Danube soy in more and more eggs

Last month, the association said an increasing number of European retailers are selling eggs from layers fed GM free soy from the Danube.

“The diet of layers is easier to modify in terms of feed ratio, and they are not as sensitive as broilers, given their growth demands, to any dietary change. So we are seeing full fat soy beans and soy cake from Danube Soya farmers being used in layer rations in Austria, Germany, Serbia and Switzerland,”​ Ursula Bittner, manager, the Danube Soya Association, told this publication in October.

She said one of the biggest retailers in Serbia, Mercator, is now selling eggs from layers fed Danube Soy. Labelled under the brand name PL Kplus, the eggs are on the shelves in 300 of the retailer’s outlets in that country

Since November 2013, 80% of all laying hen production in Austria has switched to Danube Soya certified meal. “More recently, Austria has seen additional brands, such as Toni’s Freilandeier, convert to eggs from birds fed the GM free soy,”​ added Bittner.

The layer market in Austria is currently using around 45,000 to 50,000 tons of Danube Soya meal per year, she said.

And, in Germany, eggs of the brand, Mein Bayern, are now Danube Soya labelled, said Bittner.

GIVEN RECORDS.
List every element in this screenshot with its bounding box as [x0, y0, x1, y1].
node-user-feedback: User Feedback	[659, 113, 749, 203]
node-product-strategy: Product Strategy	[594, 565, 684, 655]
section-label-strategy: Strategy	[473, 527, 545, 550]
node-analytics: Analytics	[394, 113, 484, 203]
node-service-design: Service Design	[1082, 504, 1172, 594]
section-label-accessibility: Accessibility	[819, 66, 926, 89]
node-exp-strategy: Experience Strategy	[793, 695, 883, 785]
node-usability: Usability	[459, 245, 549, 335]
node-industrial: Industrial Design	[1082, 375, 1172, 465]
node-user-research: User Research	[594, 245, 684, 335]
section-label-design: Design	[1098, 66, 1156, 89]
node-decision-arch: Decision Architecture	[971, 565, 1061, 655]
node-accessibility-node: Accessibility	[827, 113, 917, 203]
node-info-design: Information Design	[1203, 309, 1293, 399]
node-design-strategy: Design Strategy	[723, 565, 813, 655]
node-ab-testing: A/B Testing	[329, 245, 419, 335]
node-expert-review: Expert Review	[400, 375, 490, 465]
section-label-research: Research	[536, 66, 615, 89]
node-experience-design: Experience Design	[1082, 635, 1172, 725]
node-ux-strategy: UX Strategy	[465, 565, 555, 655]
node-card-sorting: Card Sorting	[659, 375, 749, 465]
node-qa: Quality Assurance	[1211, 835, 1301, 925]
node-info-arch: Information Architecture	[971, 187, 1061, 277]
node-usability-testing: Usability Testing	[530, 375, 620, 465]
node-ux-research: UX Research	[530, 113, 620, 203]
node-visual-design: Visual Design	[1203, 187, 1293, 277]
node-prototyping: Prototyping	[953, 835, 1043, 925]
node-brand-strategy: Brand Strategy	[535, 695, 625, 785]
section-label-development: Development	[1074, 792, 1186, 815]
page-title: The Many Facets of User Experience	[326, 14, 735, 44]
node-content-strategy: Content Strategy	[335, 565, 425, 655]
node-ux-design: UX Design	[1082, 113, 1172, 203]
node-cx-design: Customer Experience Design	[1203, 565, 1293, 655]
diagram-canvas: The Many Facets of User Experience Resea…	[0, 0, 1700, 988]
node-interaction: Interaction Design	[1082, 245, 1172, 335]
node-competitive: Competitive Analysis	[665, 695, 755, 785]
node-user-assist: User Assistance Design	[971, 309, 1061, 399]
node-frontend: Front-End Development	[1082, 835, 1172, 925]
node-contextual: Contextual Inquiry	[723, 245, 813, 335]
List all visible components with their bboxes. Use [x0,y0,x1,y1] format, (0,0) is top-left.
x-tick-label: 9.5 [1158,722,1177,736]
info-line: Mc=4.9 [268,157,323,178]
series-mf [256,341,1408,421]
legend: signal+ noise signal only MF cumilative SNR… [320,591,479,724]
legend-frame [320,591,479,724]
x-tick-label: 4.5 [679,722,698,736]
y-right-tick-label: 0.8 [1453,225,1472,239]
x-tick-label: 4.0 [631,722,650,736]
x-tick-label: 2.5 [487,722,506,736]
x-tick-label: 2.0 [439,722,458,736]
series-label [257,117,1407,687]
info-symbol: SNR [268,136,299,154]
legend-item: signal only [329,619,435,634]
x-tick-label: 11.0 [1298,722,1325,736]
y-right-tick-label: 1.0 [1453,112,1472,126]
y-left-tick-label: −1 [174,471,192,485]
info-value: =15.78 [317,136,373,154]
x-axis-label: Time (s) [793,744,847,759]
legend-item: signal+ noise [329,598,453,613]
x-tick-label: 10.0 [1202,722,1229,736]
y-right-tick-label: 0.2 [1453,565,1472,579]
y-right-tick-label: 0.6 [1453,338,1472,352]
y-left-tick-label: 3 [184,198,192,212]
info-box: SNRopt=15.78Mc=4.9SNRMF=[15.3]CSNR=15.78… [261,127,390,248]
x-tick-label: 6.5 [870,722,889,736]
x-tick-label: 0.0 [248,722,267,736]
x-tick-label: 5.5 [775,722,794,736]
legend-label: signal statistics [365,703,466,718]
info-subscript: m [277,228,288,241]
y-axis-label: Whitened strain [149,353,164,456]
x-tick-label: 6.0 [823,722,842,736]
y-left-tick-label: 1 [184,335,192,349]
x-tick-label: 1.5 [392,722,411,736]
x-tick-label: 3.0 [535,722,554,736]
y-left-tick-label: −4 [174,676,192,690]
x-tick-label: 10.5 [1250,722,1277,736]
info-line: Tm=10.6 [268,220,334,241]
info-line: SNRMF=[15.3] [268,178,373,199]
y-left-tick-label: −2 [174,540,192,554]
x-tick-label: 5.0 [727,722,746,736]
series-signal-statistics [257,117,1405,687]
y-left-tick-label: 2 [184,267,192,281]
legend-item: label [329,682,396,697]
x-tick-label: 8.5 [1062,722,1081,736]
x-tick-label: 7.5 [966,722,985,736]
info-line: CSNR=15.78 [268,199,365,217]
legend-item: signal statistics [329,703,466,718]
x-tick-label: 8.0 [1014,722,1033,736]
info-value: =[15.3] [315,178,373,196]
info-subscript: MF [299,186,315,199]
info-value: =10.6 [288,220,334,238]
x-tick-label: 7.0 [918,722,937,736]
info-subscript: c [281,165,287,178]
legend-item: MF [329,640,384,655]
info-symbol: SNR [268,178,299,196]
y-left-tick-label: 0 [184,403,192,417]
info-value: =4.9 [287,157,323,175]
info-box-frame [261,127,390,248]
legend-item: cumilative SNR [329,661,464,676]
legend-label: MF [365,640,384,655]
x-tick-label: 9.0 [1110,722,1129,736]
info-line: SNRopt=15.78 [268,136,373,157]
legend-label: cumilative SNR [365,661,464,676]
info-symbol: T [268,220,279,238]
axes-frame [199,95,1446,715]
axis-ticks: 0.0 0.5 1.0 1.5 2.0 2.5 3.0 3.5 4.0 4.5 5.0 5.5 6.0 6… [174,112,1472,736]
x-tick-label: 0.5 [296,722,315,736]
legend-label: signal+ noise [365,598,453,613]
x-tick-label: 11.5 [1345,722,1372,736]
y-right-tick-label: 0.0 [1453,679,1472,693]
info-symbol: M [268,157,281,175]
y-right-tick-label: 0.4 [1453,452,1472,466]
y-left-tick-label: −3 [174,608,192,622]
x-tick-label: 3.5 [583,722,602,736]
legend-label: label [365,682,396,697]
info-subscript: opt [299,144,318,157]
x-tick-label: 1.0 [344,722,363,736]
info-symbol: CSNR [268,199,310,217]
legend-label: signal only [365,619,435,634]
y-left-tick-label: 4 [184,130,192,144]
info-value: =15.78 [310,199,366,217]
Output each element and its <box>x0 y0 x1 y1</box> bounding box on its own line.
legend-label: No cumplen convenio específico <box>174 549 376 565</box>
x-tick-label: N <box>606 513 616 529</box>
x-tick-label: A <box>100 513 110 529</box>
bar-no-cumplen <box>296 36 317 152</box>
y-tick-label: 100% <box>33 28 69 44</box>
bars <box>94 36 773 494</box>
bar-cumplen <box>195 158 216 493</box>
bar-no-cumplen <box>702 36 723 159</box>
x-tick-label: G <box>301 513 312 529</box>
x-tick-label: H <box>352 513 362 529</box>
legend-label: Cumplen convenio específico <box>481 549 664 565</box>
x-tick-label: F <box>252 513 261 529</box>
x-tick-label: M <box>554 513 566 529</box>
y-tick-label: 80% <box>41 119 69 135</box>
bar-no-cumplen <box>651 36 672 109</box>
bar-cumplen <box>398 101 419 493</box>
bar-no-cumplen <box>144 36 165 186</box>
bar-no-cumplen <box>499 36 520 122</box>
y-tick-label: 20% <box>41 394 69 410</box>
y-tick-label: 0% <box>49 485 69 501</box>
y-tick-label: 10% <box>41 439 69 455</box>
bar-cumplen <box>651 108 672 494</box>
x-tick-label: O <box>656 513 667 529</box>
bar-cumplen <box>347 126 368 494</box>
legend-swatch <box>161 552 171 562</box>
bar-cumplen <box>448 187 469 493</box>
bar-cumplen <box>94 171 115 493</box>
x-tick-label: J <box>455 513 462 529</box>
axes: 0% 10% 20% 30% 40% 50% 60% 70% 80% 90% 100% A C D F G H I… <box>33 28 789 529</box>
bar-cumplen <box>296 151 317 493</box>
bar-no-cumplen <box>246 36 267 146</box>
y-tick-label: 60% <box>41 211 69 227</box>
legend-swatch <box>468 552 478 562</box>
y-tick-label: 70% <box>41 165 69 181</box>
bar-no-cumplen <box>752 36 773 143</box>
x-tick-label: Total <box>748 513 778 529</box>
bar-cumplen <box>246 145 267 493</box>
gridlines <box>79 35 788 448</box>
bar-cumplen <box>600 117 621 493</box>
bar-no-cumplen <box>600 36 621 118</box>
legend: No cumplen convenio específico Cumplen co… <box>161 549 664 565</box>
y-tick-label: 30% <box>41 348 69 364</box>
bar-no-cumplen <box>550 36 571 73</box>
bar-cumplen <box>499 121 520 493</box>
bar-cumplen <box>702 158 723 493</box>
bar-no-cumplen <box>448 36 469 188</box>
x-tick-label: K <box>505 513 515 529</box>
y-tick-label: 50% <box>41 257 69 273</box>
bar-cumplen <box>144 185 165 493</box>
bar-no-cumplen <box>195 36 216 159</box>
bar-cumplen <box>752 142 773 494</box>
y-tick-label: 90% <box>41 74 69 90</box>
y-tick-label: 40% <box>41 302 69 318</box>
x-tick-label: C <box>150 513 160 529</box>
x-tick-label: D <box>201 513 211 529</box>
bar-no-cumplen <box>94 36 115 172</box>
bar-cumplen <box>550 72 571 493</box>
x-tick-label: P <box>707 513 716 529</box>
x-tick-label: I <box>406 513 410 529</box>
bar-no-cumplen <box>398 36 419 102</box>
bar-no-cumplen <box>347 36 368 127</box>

PROBLEMS.
1. Copy the article on Danube soy in eggs from "Danube soy in" to "publication in October.".
2. In the article on Danube soy in eggs, how many tons of Danube Soya meal does the layer market in Austria use each year?
3. Pick up the article on Danube soy in eggs after its last sentence and keep writing.

RESPONSES PER TASK.
1.
Danube soy in more and more eggs

Last month, the association said an increasing number of European retailers are selling eggs from layers fed GM free soy from the Danube.

“The diet of layers is easier to modify in terms of feed ratio, and they are not as sensitive as broilers, given their growth demands, to any dietary change. So we are seeing full fat soy beans and soy cake from Danube Soya farmers being used in layer rations in Austria, Germany, Serbia and Switzerland,”​ Ursula Bittner, manager, the Danube Soya Association, told this publication in October.

2. Around 45,000 to 50,000 tons per year.

3.
Naturafarm in Switzerland, which supplies the retailer Coop with eggs, has also been feeding its hens Danube Soya, while its poultry production was converted to that meal nearly two years ago. Micarna, a group supplying poultry to another Swiss retailer, Migros, has also modified their production to include the GM free soymeal in rations.

Some pork producers, such as Austria’s Hütthaler have committed to feeding a percentage of their animals with the GM free soy meal: “It is challenging for pork farmers to make the switch but Hütthaler is focused on high quality meat production and animal welfare standards, with delayed slaughter time and flexibility in its feed ratio, and a price that reflects that approach,”​ said Bittner. 

Soy production in Europe – the figures

The Danube Soya Association forecast, in June, that the soy area in the Danube region will grow 1.8% to 1.9 million hectares in 2016; out­put is likely to be close to 4.4 million MT, up 17.1% versus a year earlier. And it said soy volume certified to the Danube Soy GM free standard is expected to total 130,000 MT this year, up 57% compared to 2015.

It also reported that soy production in Europe grew by 6.3% to 8m MT in 2015 versus a year earlier.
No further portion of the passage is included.